• **SET EXERCISE**:
In the entries that follow, find the word "replacement" and report each line it is on.

· · · ·

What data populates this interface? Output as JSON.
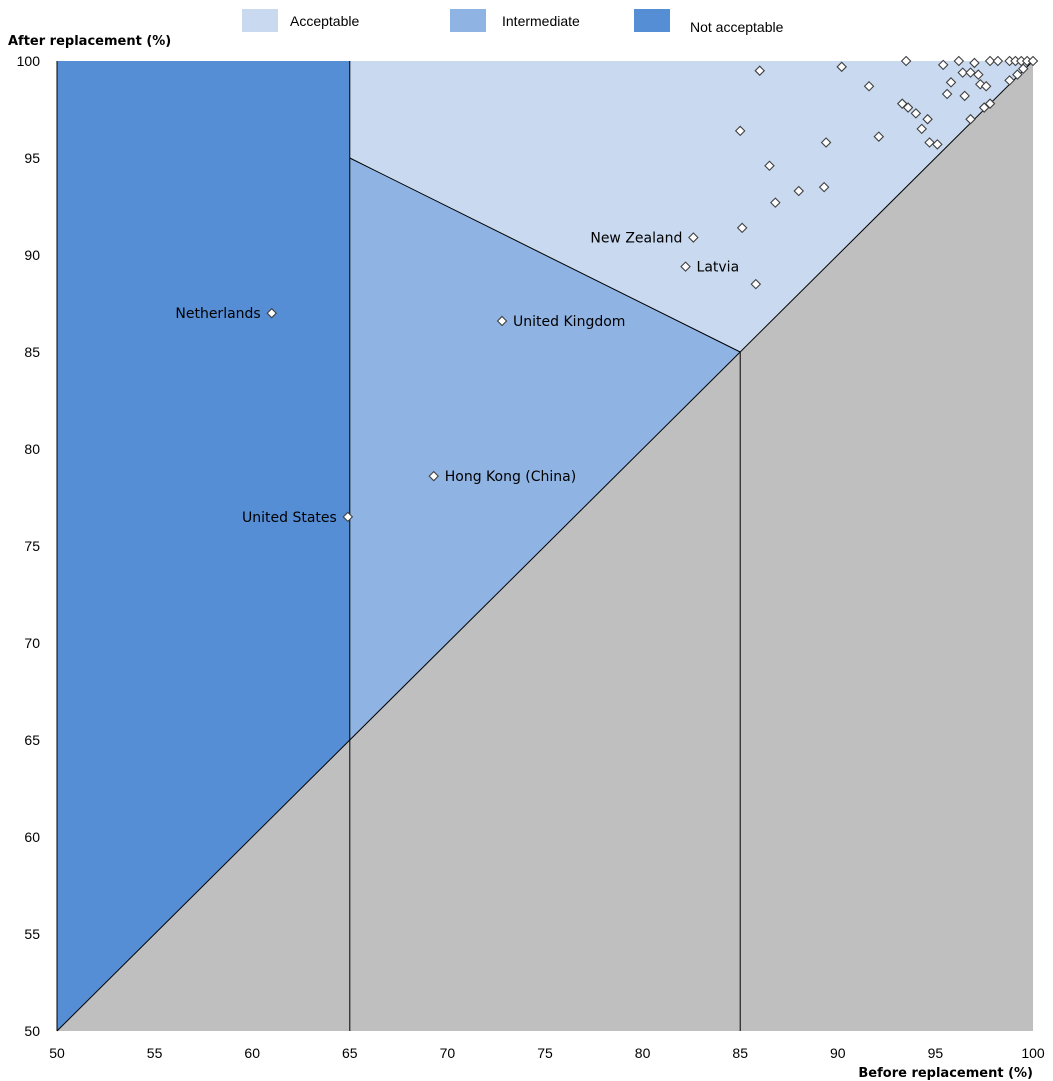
{
  "chart_data": {
    "type": "scatter",
    "xlabel": "Before replacement (%)",
    "ylabel": "After replacement (%)",
    "xlim": [
      50,
      100
    ],
    "ylim": [
      50,
      100
    ],
    "xticks": [
      50,
      55,
      60,
      65,
      70,
      75,
      80,
      85,
      90,
      95,
      100
    ],
    "yticks": [
      50,
      55,
      60,
      65,
      70,
      75,
      80,
      85,
      90,
      95,
      100
    ],
    "grid": false,
    "legend_position": "top",
    "legend": [
      {
        "label": "Acceptable",
        "color": "#c8d9f0"
      },
      {
        "label": "Intermediate",
        "color": "#8fb3e2"
      },
      {
        "label": "Not acceptable",
        "color": "#558ed5"
      }
    ],
    "below_diagonal_color": "#bfbfbf",
    "labeled_points": [
      {
        "label": "Netherlands",
        "x": 61.0,
        "y": 87.0,
        "side": "left"
      },
      {
        "label": "United Kingdom",
        "x": 72.8,
        "y": 86.6,
        "side": "right"
      },
      {
        "label": "Hong Kong (China)",
        "x": 69.3,
        "y": 78.6,
        "side": "right"
      },
      {
        "label": "United States",
        "x": 64.9,
        "y": 76.5,
        "side": "left"
      },
      {
        "label": "New Zealand",
        "x": 82.6,
        "y": 90.9,
        "side": "left"
      },
      {
        "label": "Latvia",
        "x": 82.2,
        "y": 89.4,
        "side": "right"
      }
    ],
    "points": [
      {
        "x": 86.0,
        "y": 99.5
      },
      {
        "x": 90.2,
        "y": 99.7
      },
      {
        "x": 93.5,
        "y": 100.0
      },
      {
        "x": 95.4,
        "y": 99.8
      },
      {
        "x": 96.2,
        "y": 100.0
      },
      {
        "x": 97.0,
        "y": 99.9
      },
      {
        "x": 97.8,
        "y": 100.0
      },
      {
        "x": 98.2,
        "y": 100.0
      },
      {
        "x": 98.8,
        "y": 100.0
      },
      {
        "x": 99.1,
        "y": 100.0
      },
      {
        "x": 99.4,
        "y": 100.0
      },
      {
        "x": 99.7,
        "y": 100.0
      },
      {
        "x": 100.0,
        "y": 100.0
      },
      {
        "x": 96.4,
        "y": 99.4
      },
      {
        "x": 96.8,
        "y": 99.4
      },
      {
        "x": 97.2,
        "y": 99.3
      },
      {
        "x": 91.6,
        "y": 98.7
      },
      {
        "x": 95.8,
        "y": 98.9
      },
      {
        "x": 96.5,
        "y": 98.2
      },
      {
        "x": 97.3,
        "y": 98.8
      },
      {
        "x": 97.6,
        "y": 98.7
      },
      {
        "x": 95.6,
        "y": 98.3
      },
      {
        "x": 98.8,
        "y": 99.0
      },
      {
        "x": 99.2,
        "y": 99.3
      },
      {
        "x": 99.5,
        "y": 99.6
      },
      {
        "x": 93.3,
        "y": 97.8
      },
      {
        "x": 93.6,
        "y": 97.6
      },
      {
        "x": 94.0,
        "y": 97.3
      },
      {
        "x": 94.6,
        "y": 97.0
      },
      {
        "x": 94.3,
        "y": 96.5
      },
      {
        "x": 97.5,
        "y": 97.6
      },
      {
        "x": 97.8,
        "y": 97.8
      },
      {
        "x": 96.8,
        "y": 97.0
      },
      {
        "x": 85.0,
        "y": 96.4
      },
      {
        "x": 92.1,
        "y": 96.1
      },
      {
        "x": 89.4,
        "y": 95.8
      },
      {
        "x": 94.7,
        "y": 95.8
      },
      {
        "x": 95.1,
        "y": 95.7
      },
      {
        "x": 86.5,
        "y": 94.6
      },
      {
        "x": 88.0,
        "y": 93.3
      },
      {
        "x": 89.3,
        "y": 93.5
      },
      {
        "x": 86.8,
        "y": 92.7
      },
      {
        "x": 85.1,
        "y": 91.4
      },
      {
        "x": 85.8,
        "y": 88.5
      }
    ]
  }
}
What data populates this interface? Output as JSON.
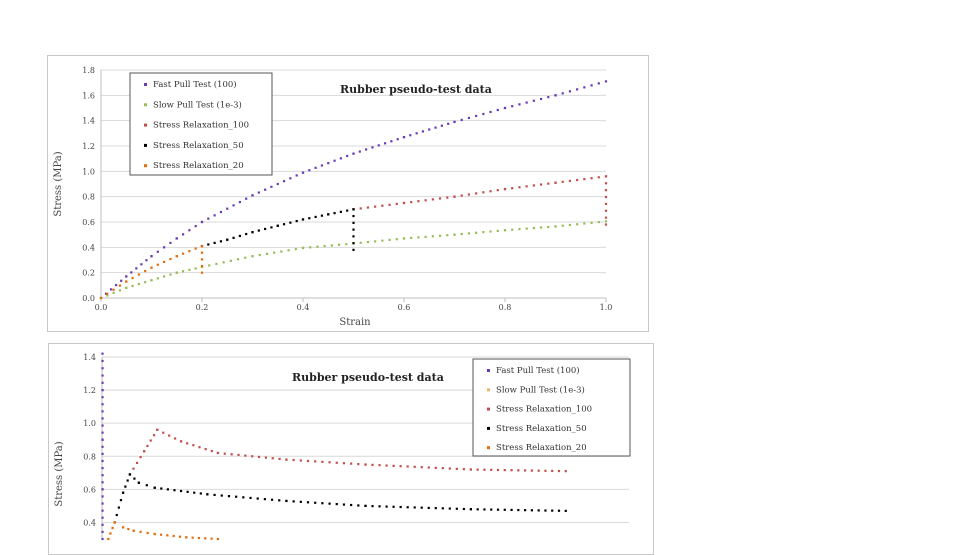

· · · ·

• **FINISHED TASK**:
    "xlabel": "Before replacement (%)",
    "ylabel": "After replacement (%)",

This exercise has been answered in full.